## Aim of the task
Could you set down the listing below exactly, leaving out its pictures?

## Material for the task
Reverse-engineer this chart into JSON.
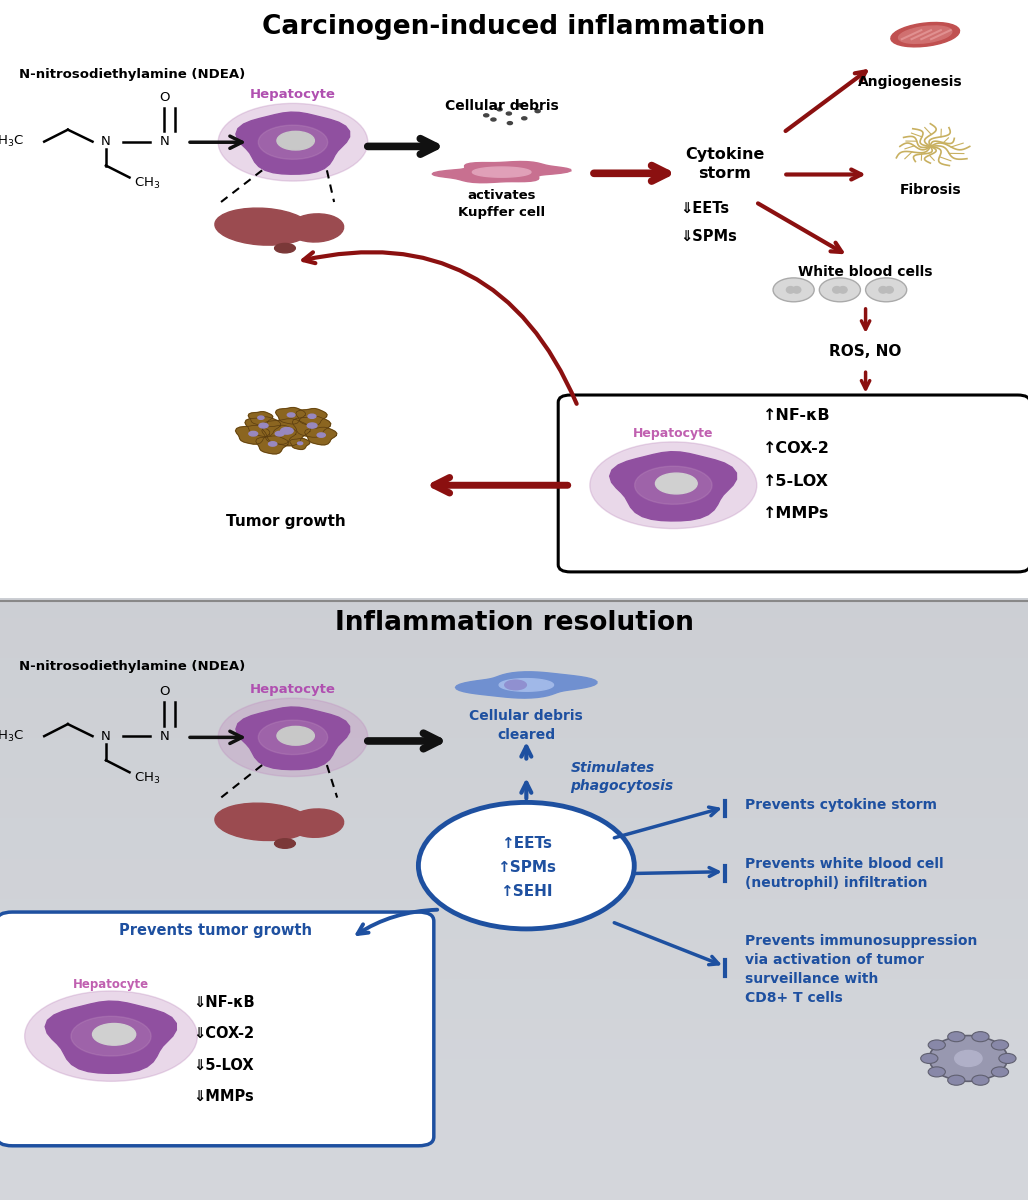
{
  "top_bg": "#FAF5C8",
  "bottom_bg_top": "#D0D4E0",
  "bottom_bg_bot": "#C8CCD8",
  "top_title": "Carcinogen-induced inflammation",
  "bottom_title": "Inflammation resolution",
  "ndea_label": "N-nitrosodiethylamine (NDEA)",
  "dark_red": "#8B1010",
  "blue": "#1E50A0",
  "black": "#111111",
  "white": "#FFFFFF",
  "liver_dark": "#9B4B50",
  "liver_light": "#B06060",
  "cell_outer": "#C080B8",
  "cell_mid": "#9050A0",
  "cell_inner": "#D0D0D0",
  "kupffer_color": "#C87090",
  "kupffer_light": "#E0A0B8",
  "tumor_brown": "#8B6520",
  "tumor_light": "#A07830",
  "tumor_nucleus": "#9888C0",
  "wbc_color": "#CCCCCC",
  "wbc_edge": "#AAAAAA",
  "fibrosis_color": "#C8B060",
  "angio_red": "#C05050",
  "angio_pink": "#E08080",
  "blue_cell": "#7090D0",
  "blue_cell_light": "#A0B8E8",
  "tcell_color": "#9090A8",
  "border_color": "#888888"
}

## Your response
Reverse-engineer this chart into JSON.
{
  "top_bg": "#FAF5C8",
  "bottom_bg_top": "#D0D4E0",
  "bottom_bg_bot": "#C8CCD8",
  "top_title": "Carcinogen-induced inflammation",
  "bottom_title": "Inflammation resolution",
  "ndea_label": "N-nitrosodiethylamine (NDEA)",
  "dark_red": "#8B1010",
  "blue": "#1E50A0",
  "black": "#111111",
  "white": "#FFFFFF",
  "liver_dark": "#9B4B50",
  "liver_light": "#B06060",
  "cell_outer": "#C080B8",
  "cell_mid": "#9050A0",
  "cell_inner": "#D0D0D0",
  "kupffer_color": "#C87090",
  "kupffer_light": "#E0A0B8",
  "tumor_brown": "#8B6520",
  "tumor_light": "#A07830",
  "tumor_nucleus": "#9888C0",
  "wbc_color": "#CCCCCC",
  "wbc_edge": "#AAAAAA",
  "fibrosis_color": "#C8B060",
  "angio_red": "#C05050",
  "angio_pink": "#E08080",
  "blue_cell": "#7090D0",
  "blue_cell_light": "#A0B8E8",
  "tcell_color": "#9090A8",
  "border_color": "#888888"
}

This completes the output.